• **Task material**:
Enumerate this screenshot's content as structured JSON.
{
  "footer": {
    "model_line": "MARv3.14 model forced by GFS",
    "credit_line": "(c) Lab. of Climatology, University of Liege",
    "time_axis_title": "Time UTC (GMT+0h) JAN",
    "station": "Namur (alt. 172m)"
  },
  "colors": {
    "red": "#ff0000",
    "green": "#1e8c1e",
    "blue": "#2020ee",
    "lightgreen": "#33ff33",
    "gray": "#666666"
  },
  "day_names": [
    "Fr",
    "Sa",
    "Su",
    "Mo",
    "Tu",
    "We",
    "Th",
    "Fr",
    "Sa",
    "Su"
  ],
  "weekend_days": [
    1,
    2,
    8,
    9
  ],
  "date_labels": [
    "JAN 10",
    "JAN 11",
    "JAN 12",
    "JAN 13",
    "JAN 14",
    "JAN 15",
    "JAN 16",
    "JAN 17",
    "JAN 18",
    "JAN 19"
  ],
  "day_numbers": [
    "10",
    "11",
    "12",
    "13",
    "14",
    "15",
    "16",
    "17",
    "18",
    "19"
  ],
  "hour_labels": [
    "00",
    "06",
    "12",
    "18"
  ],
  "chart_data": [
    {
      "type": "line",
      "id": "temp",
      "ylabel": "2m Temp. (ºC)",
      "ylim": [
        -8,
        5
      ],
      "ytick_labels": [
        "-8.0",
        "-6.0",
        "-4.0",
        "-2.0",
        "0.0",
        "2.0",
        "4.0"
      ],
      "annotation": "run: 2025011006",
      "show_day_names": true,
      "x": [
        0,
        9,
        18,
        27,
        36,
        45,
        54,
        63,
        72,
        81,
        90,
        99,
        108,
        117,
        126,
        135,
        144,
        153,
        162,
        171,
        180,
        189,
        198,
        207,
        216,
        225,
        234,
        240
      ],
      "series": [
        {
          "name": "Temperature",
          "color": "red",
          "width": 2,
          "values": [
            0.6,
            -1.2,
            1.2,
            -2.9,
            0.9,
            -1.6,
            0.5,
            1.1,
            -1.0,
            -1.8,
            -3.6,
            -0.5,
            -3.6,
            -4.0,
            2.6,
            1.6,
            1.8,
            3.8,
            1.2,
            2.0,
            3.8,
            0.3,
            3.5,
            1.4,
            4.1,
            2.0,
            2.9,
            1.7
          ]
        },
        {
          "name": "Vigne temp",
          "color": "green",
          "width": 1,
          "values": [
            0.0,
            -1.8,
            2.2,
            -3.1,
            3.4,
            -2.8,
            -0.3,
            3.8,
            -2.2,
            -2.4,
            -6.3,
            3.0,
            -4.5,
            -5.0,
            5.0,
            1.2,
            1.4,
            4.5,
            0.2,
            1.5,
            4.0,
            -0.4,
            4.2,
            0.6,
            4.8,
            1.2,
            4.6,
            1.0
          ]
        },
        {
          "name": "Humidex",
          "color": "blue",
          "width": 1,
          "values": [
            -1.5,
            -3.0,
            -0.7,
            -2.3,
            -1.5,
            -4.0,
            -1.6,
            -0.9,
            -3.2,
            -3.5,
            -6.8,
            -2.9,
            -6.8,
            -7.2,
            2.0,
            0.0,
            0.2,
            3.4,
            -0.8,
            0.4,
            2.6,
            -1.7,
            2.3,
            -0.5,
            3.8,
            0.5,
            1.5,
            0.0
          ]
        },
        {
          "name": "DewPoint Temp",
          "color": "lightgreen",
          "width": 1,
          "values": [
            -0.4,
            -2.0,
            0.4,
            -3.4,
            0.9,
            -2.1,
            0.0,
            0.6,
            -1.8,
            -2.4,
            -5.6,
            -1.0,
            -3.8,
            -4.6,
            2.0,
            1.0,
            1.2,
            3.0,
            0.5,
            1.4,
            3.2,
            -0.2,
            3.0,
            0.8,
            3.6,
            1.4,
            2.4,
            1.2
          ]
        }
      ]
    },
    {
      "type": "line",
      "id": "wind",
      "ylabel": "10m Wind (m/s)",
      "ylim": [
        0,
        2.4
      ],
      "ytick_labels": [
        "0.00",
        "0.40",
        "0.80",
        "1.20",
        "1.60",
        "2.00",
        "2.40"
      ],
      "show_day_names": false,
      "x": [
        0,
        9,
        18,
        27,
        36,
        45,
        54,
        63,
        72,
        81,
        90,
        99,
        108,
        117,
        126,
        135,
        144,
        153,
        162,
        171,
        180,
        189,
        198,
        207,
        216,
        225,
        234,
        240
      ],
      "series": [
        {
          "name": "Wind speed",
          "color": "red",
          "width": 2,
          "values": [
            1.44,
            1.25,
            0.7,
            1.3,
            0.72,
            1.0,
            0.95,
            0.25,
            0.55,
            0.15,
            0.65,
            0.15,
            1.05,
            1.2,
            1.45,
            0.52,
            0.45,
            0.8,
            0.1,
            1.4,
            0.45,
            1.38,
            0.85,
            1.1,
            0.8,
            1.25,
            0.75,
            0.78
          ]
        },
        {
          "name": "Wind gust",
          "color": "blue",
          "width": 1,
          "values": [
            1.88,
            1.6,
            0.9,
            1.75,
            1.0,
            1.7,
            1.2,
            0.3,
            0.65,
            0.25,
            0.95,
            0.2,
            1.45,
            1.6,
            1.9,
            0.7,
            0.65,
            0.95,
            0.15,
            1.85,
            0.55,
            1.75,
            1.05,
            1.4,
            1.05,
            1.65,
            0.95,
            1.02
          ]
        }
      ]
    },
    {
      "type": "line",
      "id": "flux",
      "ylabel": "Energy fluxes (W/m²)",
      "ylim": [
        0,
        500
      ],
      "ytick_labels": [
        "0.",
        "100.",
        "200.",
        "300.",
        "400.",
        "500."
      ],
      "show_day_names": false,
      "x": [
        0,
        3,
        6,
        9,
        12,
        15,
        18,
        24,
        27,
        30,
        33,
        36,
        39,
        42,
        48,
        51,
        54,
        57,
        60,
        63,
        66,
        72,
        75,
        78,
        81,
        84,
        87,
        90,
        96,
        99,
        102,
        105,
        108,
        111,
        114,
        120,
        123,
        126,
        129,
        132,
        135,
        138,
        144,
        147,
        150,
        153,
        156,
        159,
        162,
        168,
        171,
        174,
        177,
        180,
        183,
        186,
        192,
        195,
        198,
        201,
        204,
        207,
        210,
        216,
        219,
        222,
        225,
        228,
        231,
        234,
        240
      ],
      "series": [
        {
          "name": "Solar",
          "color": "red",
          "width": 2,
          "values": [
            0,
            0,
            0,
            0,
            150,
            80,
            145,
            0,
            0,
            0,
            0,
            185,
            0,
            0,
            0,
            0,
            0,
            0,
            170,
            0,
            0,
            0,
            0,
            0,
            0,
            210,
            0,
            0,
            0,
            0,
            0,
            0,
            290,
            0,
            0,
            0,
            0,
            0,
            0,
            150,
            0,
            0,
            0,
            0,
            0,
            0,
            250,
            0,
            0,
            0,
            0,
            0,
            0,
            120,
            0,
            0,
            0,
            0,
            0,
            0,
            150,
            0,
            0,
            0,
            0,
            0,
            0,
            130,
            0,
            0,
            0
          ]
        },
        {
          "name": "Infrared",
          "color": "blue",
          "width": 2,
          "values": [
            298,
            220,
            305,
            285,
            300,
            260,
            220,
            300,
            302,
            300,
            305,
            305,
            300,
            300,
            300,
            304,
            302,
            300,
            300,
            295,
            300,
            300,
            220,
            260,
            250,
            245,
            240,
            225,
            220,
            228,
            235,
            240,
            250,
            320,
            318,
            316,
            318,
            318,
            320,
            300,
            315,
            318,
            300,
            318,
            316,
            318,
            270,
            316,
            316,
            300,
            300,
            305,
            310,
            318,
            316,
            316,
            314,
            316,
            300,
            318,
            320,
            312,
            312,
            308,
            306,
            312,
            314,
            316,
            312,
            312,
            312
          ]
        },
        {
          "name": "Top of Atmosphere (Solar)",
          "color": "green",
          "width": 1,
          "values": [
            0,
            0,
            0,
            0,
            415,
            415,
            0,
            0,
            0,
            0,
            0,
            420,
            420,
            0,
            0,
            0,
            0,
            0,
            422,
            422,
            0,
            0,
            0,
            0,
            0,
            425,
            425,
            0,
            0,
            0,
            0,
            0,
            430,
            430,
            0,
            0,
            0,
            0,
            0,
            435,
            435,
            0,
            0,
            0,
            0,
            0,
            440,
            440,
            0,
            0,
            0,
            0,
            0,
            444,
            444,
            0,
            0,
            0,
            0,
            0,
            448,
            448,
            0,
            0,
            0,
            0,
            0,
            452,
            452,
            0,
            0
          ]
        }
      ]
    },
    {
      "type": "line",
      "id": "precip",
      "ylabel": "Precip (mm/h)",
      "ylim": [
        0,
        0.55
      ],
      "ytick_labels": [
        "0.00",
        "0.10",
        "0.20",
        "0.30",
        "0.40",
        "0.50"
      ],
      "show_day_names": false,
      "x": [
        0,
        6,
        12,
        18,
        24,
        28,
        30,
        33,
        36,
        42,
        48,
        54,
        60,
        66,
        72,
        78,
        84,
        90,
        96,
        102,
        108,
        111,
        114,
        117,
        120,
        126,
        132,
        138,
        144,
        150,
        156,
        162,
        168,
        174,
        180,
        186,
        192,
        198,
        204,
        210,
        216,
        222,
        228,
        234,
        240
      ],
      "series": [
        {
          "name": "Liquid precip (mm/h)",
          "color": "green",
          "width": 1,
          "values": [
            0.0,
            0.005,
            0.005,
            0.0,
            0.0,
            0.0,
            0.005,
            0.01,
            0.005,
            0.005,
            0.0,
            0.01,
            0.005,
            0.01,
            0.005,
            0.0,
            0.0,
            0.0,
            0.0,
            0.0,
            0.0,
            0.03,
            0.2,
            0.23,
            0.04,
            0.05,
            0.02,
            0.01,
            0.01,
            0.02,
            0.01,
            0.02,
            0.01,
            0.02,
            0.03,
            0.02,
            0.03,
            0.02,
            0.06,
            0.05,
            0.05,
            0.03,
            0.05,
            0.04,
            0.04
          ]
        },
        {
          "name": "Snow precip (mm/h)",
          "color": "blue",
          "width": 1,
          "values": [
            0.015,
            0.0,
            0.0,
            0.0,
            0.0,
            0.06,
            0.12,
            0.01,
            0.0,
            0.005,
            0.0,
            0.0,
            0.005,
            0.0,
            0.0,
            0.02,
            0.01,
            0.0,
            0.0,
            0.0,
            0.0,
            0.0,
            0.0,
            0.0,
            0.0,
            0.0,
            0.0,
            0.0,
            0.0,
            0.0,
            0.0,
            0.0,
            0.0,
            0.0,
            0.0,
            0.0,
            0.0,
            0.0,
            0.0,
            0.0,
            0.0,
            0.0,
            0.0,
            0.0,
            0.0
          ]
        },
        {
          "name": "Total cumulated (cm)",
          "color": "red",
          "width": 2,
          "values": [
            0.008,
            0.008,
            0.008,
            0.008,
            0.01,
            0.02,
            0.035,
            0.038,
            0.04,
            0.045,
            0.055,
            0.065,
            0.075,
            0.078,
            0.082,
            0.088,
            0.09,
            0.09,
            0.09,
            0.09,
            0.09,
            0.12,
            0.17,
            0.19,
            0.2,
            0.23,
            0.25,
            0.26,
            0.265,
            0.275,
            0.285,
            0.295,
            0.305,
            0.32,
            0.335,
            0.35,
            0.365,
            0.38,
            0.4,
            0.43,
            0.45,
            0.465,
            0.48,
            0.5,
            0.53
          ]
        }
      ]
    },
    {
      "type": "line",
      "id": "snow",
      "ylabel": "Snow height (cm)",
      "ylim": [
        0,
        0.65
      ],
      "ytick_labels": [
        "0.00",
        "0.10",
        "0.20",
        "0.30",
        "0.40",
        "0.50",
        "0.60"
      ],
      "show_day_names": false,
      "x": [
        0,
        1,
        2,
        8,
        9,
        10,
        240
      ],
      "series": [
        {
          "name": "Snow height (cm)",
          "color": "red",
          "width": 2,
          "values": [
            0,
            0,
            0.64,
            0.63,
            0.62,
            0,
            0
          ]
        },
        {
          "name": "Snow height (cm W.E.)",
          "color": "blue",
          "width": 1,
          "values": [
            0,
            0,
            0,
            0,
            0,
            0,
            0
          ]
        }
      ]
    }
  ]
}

• **Aim of the exercise**:
Copy each line of the records above that carries the word "ylabel".

• **Exercise result**:
      "ylabel": "2m Temp. (ºC)",
      "ylabel": "10m Wind (m/s)",
      "ylabel": "Energy fluxes (W/m²)",
      "ylabel": "Precip (mm/h)",
      "ylabel": "Snow height (cm)",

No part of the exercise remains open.